* **What the task asks**: Pick out the lines below that include the string "this".

* **Entries**:
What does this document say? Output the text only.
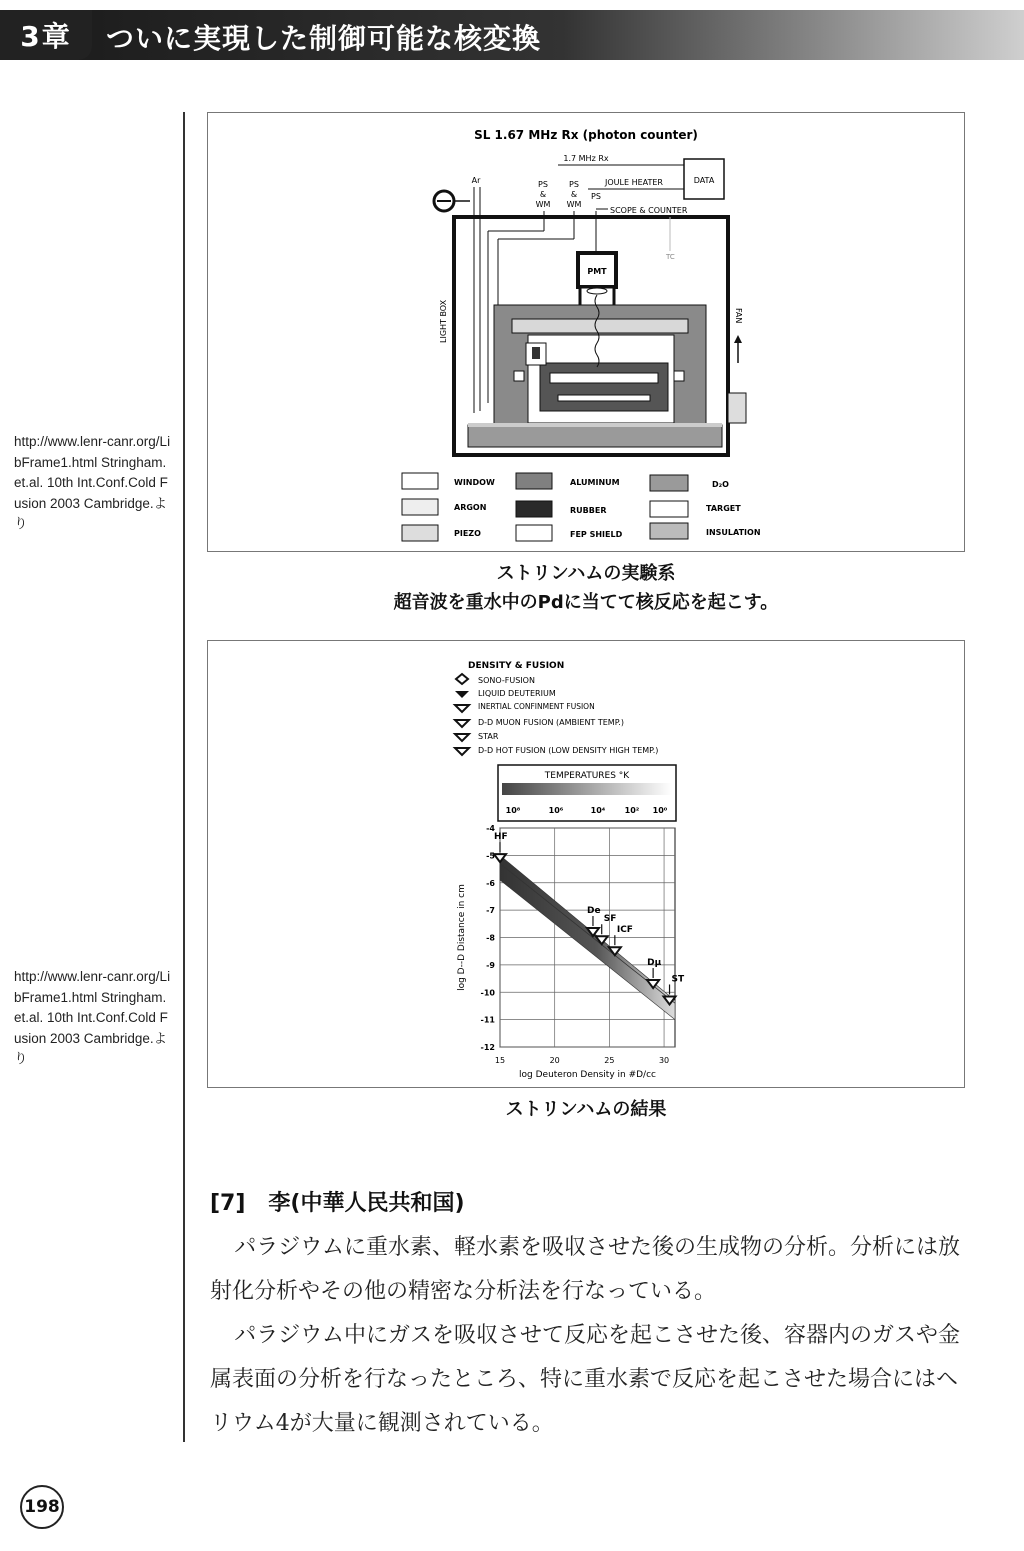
3章	ついに実現した制御可能な核変換
http://www.lenr-canr.org/LibFrame1.html Stringham. et.al. 10th Int.Conf.Cold Fusion 2003 Cambridge.より
http://www.lenr-canr.org/LibFrame1.html Stringham. et.al. 10th Int.Conf.Cold Fusion 2003 Cambridge.より
SL 1.67 MHz Rx (photon counter)
1.7 MHz Rx
DATA
JOULE HEATER
PS
&
WM
PS
&
WM
PS
SCOPE & COUNTER
Ar
LIGHT BOX	FAN
TC
PMT
WINDOW	ALUMINUM	D₂O
ARGON	RUBBER	TARGET
PIEZO	FEP SHIELD	INSULATION
ストリンハムの実験系
超音波を重水中のPdに当てて核反応を起こす。
DENSITY & FUSION
SONO-FUSION
LIQUID DEUTERIUM
INERTIAL CONFINMENT FUSION
D-D MUON FUSION (AMBIENT TEMP.)
STAR
D-D HOT FUSION (LOW DENSITY HIGH TEMP.)
TEMPERATURES °K
10⁸	10⁶	10⁴ 10² 10⁰
15	20	25	30
-4
-5
-6
-7
-8
-9
-10
-11
-12
HF
De
SF
ICF
Dμ
ST
log Deuteron Density in #D/cc
log D--D Distance in cm
ストリンハムの結果
[7] 李(中華人民共和国)

パラジウムに重水素、軽水素を吸収させた後の生成物の分析。分析には放射化分析やその他の精密な分析法を行なっている。

パラジウム中にガスを吸収させて反応を起こさせた後、容器内のガスや金属表面の分析を行なったところ、特に重水素で反応を起こさせた場合にはヘリウム4が大量に観測されている。

198
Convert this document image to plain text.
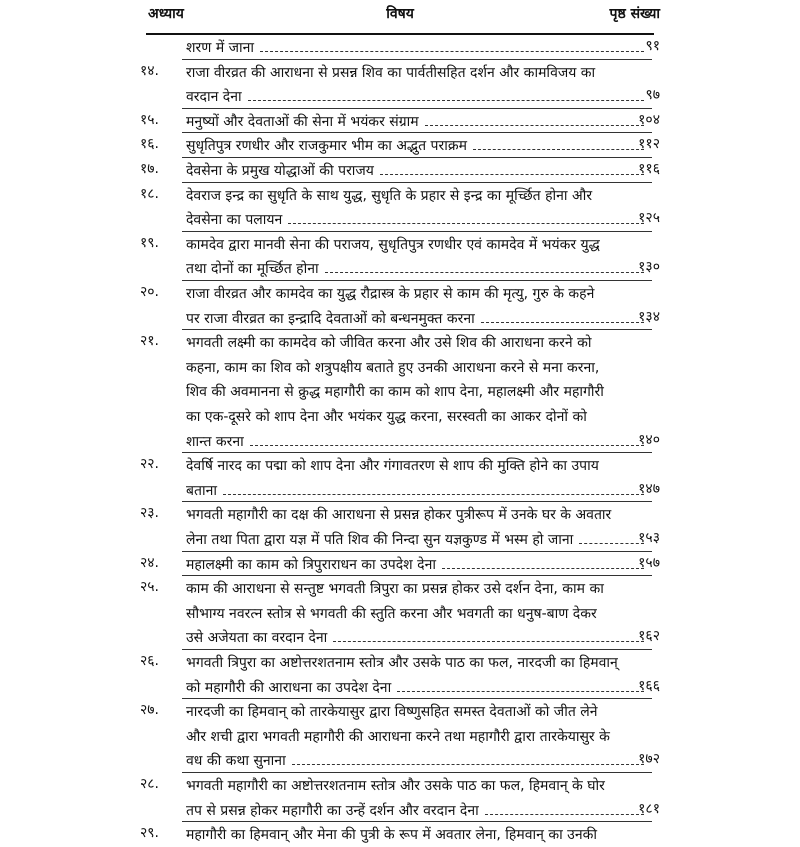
अध्याय	विषय	पृष्ठ संख्या
शरण में जाना	९१
१४.	राजा वीरव्रत की आराधना से प्रसन्न शिव का पार्वतीसहित दर्शन और कामविजय का
वरदान देना	९७
१५.	मनुष्यों और देवताओं की सेना में भयंकर संग्राम	१०४
१६.	सुधृतिपुत्र रणधीर और राजकुमार भीम का अद्भुत पराक्रम	११२
१७.	देवसेना के प्रमुख योद्धाओं की पराजय	११६
१८.	देवराज इन्द्र का सुधृति के साथ युद्ध, सुधृति के प्रहार से इन्द्र का मूर्च्छित होना और
देवसेना का पलायन	१२५
१९.	कामदेव द्वारा मानवी सेना की पराजय, सुधृतिपुत्र रणधीर एवं कामदेव में भयंकर युद्ध
तथा दोनों का मूर्च्छित होना	१३०
२०.	राजा वीरव्रत और कामदेव का युद्ध रौद्रास्त्र के प्रहार से काम की मृत्यु, गुरु के कहने
पर राजा वीरव्रत का इन्द्रादि देवताओं को बन्धनमुक्त करना	१३४
२१.	भगवती लक्ष्मी का कामदेव को जीवित करना और उसे शिव की आराधना करने को
कहना, काम का शिव को शत्रुपक्षीय बताते हुए उनकी आराधना करने से मना करना,
शिव की अवमानना से क्रुद्ध महागौरी का काम को शाप देना, महालक्ष्मी और महागौरी
का एक-दूसरे को शाप देना और भयंकर युद्ध करना, सरस्वती का आकर दोनों को
शान्त करना	१४०
२२.	देवर्षि नारद का पद्मा को शाप देना और गंगावतरण से शाप की मुक्ति होने का उपाय
बताना	१४७
२३.	भगवती महागौरी का दक्ष की आराधना से प्रसन्न होकर पुत्रीरूप में उनके घर के अवतार
लेना तथा पिता द्वारा यज्ञ में पति शिव की निन्दा सुन यज्ञकुण्ड में भस्म हो जाना	१५३
२४.	महालक्ष्मी का काम को त्रिपुराराधन का उपदेश देना	१५७
२५.	काम की आराधना से सन्तुष्ट भगवती त्रिपुरा का प्रसन्न होकर उसे दर्शन देना, काम का
सौभाग्य नवरत्न स्तोत्र से भगवती की स्तुति करना और भवगती का धनुष-बाण देकर
उसे अजेयता का वरदान देना	१६२
२६.	भगवती त्रिपुरा का अष्टोत्तरशतनाम स्तोत्र और उसके पाठ का फल, नारदजी का हिमवान्
को महागौरी की आराधना का उपदेश देना	१६६
२७.	नारदजी का हिमवान् को तारकेयासुर द्वारा विष्णुसहित समस्त देवताओं को जीत लेने
और शची द्वारा भगवती महागौरी की आराधना करने तथा महागौरी द्वारा तारकेयासुर के
वध की कथा सुनाना	१७२
२८.	भगवती महागौरी का अष्टोत्तरशतनाम स्तोत्र और उसके पाठ का फल, हिमवान् के घोर
तप से प्रसन्न होकर महागौरी का उन्हें दर्शन और वरदान देना	१८१
२९.	महागौरी का हिमवान् और मेना की पुत्री के रूप में अवतार लेना, हिमवान् का उनकी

* **The reply**:
What does this document say? Output the text only.
Convert this document image to plain text.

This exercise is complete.